─── Provided material ───
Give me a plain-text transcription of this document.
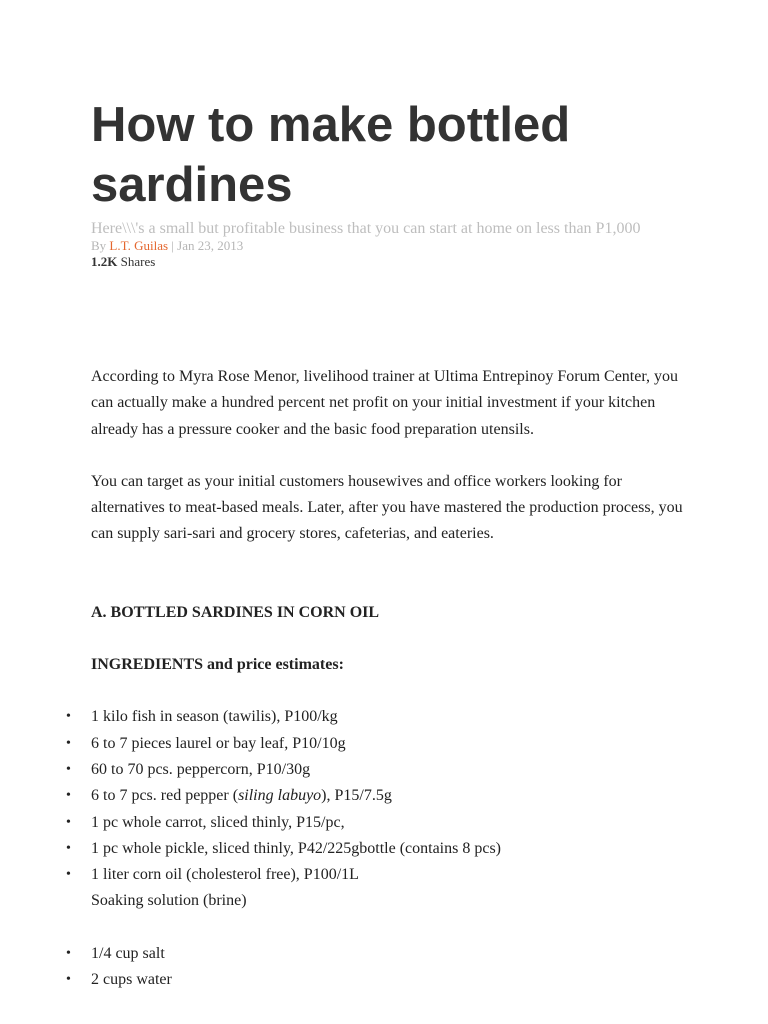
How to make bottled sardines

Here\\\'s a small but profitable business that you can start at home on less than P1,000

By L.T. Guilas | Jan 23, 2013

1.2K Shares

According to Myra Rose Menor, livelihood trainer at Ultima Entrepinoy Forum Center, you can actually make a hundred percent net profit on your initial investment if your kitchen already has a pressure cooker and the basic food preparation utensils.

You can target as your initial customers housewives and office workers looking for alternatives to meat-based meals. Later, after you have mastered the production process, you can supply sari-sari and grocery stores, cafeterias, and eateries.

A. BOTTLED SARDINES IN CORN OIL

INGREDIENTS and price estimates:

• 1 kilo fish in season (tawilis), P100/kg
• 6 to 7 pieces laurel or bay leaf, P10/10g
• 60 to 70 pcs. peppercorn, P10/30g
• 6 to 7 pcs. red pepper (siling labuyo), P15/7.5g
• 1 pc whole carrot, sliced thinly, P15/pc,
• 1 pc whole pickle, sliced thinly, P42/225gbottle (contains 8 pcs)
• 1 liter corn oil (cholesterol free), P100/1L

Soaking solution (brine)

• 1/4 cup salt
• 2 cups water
───
─── Provided material ───
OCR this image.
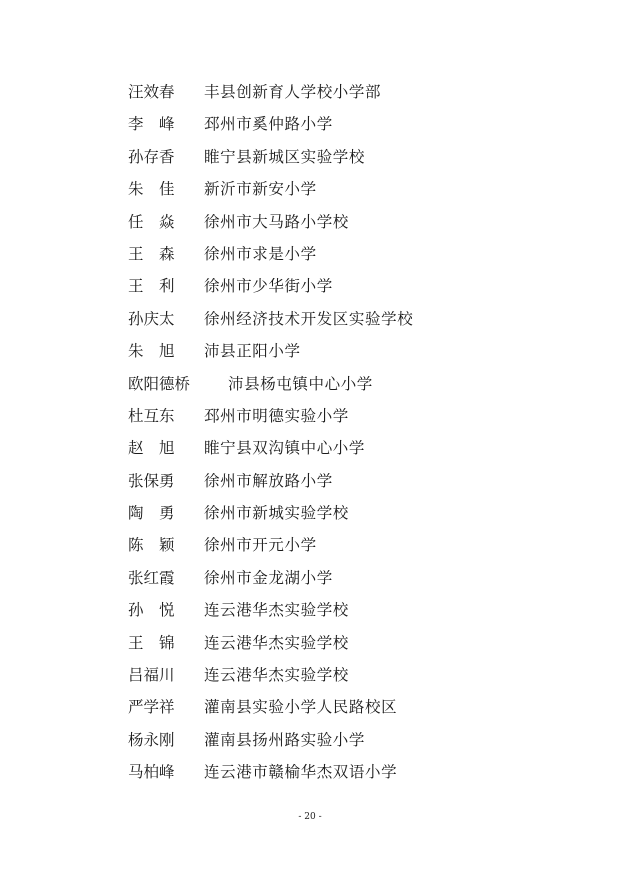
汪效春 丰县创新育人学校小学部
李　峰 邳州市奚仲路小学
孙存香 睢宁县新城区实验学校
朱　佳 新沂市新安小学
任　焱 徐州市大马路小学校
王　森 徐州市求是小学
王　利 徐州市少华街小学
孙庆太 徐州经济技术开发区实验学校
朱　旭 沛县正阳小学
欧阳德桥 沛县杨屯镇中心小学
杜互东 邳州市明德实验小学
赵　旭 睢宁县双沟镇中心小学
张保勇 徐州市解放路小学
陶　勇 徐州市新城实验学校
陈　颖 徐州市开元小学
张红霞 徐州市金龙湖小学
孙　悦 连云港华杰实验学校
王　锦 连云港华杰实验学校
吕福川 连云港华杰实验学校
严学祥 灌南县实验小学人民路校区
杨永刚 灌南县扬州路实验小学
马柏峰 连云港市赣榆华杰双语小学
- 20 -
───
─── Provided material ───
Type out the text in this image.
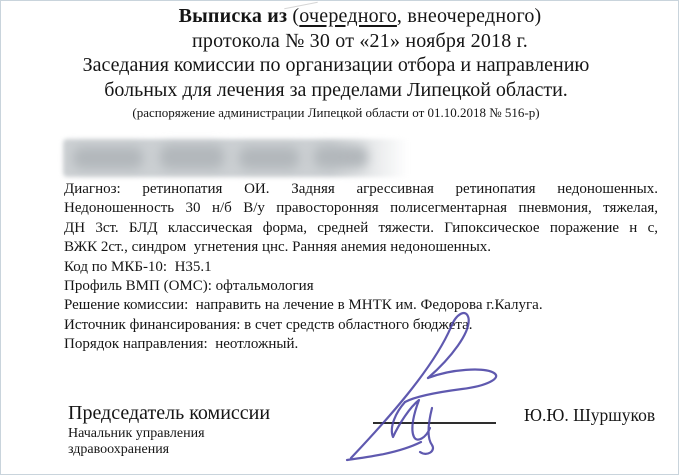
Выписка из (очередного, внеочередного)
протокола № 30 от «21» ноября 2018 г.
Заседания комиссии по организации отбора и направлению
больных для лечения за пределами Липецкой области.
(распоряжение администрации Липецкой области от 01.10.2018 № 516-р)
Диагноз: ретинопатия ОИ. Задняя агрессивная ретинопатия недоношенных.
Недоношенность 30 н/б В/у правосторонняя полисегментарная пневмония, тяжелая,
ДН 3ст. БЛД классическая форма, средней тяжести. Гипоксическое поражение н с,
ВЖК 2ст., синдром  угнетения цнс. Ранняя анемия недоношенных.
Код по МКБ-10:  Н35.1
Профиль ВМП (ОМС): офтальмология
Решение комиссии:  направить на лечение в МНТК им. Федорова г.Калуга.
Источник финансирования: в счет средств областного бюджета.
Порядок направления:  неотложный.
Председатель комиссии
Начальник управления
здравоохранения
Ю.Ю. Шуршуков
───
Copy each line of the data above that holds "text".

### Exercise response
Give me a plain-text transcription of this document.
Type out the text in this image.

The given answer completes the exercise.